_Written task A_.
Answer these questions about the slow-pour passage:
(i) In what are certain beers lovingly aged before they are packaged?
(ii) How long are some breweries and bars asking customers to wait for their glass of beer?
(iii) Which Denver establishment comes to mind when a slow pour is mentioned in American craft beer today?
_Written task B_. Echo the slow-pour passage word for word, starting with "It’s said that" and going on through "glass. Serve. Drink.".

_Quoted passage_.
It’s said that good things take time. That is true when it comes to certain beers, especially ones that have been lovingly aged in tanks or barrels before they are packaged and ready to serve. At that point, though, it’s a fairly quick affair. Bottles or cans are popped and poured into a glass; tap handles are opened as the beer slides into a glass. Serve. Drink.
Now, a sprinkling of breweries and bars around the country is asking customers to wait a few extra minutes for their glass of beer so that servers can create a sturdy pillowy crown of foam that is not only endlessly Instagramable but will hold up for the duration of the drinking experience and change the very flavor of the beer.
The slow pour is nothing new to beer, but a recent rise in popularity, thanks to those craft breweries that have put it center stage, has engendered a renewed interest in this well-topped pour. In American craft beer today, when a slow pour is mentioned, those who have been there will call to mind Bierstadt Lagerhaus in Denver.

(Dataset entries)
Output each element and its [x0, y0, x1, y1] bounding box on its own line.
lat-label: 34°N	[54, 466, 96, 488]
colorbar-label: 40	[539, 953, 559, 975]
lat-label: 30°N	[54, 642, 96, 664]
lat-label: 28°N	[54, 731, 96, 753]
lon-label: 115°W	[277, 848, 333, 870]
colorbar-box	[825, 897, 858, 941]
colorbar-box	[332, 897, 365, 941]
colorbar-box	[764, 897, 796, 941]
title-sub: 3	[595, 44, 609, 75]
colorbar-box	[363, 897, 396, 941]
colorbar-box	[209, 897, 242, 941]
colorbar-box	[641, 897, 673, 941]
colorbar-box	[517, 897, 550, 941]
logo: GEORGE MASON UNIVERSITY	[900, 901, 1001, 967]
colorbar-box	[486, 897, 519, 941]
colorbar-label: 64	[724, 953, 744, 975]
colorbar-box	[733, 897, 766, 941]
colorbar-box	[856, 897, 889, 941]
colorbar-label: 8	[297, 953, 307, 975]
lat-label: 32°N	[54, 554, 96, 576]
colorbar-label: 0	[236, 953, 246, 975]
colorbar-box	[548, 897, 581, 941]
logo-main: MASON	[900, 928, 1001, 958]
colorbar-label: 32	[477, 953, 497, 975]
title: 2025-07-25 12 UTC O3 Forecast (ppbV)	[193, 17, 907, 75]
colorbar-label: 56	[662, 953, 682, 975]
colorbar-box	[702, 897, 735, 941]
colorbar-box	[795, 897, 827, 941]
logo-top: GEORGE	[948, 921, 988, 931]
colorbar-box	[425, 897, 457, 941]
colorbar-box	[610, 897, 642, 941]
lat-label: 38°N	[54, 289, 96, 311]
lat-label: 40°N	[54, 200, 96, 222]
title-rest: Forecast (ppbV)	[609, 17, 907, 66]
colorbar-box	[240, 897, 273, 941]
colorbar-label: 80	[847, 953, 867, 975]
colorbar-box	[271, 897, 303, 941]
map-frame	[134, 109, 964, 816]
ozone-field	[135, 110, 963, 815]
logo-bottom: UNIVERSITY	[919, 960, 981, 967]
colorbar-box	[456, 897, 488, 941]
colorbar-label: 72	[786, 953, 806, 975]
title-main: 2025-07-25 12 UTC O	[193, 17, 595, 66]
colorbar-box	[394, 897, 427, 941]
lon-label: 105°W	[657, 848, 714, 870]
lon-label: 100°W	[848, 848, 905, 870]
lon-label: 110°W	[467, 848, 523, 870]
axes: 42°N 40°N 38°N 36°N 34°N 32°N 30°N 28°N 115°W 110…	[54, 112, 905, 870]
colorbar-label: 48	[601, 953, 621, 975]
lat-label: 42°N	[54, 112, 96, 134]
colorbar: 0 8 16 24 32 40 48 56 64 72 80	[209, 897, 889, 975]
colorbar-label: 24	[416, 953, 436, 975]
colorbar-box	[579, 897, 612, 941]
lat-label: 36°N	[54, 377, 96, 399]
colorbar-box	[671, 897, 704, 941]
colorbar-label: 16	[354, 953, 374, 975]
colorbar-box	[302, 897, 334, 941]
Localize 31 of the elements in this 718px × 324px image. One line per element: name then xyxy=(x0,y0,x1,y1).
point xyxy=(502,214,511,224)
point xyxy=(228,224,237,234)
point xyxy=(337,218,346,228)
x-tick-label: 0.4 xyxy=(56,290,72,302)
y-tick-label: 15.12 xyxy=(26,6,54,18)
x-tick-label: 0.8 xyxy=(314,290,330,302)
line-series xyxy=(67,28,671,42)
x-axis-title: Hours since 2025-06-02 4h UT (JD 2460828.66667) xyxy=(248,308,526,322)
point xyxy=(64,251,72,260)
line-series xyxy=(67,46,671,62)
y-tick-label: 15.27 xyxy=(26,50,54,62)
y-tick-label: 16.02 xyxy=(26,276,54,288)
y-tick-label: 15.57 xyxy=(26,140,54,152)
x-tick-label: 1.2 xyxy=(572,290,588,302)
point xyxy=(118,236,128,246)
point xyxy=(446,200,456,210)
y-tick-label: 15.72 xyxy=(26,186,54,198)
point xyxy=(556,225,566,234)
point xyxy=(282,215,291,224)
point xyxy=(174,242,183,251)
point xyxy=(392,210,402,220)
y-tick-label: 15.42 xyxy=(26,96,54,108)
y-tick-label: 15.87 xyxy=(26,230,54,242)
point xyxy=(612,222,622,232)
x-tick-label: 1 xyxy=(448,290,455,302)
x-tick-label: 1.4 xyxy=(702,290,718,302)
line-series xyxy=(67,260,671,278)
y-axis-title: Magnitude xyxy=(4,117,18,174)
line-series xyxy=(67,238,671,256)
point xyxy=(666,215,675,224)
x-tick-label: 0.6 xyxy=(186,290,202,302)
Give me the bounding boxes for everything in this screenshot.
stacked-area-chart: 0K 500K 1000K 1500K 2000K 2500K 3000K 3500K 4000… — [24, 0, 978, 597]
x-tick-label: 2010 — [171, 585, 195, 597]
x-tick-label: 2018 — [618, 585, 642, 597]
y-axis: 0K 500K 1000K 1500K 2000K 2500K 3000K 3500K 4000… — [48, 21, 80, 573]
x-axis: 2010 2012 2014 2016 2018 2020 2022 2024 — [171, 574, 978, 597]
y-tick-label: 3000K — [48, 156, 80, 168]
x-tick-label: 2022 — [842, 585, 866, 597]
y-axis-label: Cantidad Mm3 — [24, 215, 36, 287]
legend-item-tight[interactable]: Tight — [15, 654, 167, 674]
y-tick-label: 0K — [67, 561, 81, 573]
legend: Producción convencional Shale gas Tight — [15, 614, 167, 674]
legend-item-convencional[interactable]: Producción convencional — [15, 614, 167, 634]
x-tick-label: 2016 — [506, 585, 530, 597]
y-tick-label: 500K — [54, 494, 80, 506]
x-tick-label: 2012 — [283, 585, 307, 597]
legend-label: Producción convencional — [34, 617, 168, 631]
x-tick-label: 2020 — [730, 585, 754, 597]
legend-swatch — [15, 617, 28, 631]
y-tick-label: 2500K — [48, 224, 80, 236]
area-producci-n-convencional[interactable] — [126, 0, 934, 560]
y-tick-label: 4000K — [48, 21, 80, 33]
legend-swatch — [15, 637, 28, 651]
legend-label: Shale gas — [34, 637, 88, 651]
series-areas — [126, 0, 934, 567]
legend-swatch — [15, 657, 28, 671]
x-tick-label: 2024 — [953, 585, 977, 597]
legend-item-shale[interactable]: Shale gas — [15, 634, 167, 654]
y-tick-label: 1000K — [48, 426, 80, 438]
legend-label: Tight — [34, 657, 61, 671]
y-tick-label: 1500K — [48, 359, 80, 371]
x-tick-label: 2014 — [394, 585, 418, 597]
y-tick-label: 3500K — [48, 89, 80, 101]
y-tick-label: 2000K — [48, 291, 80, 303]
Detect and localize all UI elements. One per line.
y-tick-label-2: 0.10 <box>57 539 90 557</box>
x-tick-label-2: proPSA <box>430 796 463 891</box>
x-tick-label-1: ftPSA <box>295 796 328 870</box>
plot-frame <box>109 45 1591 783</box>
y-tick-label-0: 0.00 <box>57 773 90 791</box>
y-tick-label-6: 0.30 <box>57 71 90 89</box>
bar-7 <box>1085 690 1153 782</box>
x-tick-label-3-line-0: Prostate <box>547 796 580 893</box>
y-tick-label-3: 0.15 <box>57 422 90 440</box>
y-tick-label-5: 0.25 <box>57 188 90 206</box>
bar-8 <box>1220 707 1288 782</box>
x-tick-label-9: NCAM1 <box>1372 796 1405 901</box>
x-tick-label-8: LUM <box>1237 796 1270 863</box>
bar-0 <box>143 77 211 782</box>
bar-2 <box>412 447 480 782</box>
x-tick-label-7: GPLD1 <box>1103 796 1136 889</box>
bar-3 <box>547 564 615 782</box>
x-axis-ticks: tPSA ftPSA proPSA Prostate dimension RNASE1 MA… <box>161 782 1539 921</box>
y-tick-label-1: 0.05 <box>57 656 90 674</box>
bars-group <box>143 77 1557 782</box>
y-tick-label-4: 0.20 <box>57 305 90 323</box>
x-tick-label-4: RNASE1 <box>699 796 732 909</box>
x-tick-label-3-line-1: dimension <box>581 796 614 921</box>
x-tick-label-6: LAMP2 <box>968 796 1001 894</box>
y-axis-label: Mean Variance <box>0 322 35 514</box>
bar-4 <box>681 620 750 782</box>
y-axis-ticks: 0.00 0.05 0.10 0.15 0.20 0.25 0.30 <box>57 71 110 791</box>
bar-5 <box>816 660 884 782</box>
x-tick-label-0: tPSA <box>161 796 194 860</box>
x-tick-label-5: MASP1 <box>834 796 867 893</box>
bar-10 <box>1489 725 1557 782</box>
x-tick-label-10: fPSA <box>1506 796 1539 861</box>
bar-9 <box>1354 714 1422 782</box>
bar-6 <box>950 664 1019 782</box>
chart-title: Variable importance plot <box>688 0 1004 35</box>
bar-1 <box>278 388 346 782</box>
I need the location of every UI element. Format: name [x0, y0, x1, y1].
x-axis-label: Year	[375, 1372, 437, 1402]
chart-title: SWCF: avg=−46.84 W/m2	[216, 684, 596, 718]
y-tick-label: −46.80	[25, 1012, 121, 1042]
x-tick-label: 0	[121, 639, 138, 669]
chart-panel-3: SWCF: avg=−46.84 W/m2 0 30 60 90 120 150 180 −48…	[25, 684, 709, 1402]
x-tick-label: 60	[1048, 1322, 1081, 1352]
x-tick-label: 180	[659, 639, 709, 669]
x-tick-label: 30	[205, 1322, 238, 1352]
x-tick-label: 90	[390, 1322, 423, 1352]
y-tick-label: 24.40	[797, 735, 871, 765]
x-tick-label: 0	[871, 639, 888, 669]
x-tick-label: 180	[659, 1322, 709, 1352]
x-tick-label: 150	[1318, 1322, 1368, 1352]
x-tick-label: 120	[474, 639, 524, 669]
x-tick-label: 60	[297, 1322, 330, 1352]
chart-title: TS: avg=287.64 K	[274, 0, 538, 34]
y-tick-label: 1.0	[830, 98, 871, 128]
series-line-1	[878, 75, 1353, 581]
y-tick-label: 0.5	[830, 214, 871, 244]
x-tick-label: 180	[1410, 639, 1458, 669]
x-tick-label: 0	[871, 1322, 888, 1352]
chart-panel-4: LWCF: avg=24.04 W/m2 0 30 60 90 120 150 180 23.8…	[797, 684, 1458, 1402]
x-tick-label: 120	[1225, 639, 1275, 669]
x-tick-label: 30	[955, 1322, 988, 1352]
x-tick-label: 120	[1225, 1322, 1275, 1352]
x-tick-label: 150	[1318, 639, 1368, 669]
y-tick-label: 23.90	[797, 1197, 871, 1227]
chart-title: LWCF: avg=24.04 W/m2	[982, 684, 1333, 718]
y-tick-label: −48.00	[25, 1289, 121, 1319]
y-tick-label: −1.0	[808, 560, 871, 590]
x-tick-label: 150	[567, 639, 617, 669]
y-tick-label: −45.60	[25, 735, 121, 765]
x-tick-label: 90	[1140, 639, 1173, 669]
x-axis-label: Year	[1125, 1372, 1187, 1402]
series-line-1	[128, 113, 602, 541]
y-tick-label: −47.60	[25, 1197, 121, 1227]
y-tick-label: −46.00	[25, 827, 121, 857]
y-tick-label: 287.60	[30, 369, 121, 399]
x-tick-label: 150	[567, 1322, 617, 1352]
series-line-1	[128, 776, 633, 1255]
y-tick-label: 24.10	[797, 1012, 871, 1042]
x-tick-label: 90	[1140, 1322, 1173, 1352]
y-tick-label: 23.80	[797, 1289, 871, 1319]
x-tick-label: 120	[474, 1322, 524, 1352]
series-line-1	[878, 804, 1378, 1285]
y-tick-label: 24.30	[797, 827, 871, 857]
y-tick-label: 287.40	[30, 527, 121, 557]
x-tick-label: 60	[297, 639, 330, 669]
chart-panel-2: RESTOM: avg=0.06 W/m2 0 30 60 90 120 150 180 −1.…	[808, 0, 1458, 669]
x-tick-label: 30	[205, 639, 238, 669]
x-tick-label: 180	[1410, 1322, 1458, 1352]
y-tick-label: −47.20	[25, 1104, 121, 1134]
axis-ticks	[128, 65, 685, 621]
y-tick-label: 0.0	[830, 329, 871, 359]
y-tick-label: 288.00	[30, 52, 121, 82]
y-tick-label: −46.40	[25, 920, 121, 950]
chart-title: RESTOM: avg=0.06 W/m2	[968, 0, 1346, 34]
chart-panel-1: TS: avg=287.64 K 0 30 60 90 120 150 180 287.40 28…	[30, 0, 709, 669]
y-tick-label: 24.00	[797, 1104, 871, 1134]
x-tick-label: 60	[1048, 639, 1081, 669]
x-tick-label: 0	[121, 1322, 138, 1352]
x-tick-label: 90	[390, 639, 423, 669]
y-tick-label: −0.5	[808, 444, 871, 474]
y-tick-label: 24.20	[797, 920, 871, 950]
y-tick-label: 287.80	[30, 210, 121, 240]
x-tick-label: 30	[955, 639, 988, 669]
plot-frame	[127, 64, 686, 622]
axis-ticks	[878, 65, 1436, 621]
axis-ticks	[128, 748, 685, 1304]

_Right answer A_.
(i) Tanks or barrels
(ii) A few extra minutes
(iii) Bierstadt Lagerhaus

_Right answer B_.
It’s said that good things take time. That is true when it comes to certain beers, especially ones that have been lovingly aged in tanks or barrels before they are packaged and ready to serve. At that point, though, it’s a fairly quick affair. Bottles or cans are popped and poured into a glass; tap handles are opened as the beer slides into a glass. Serve. Drink.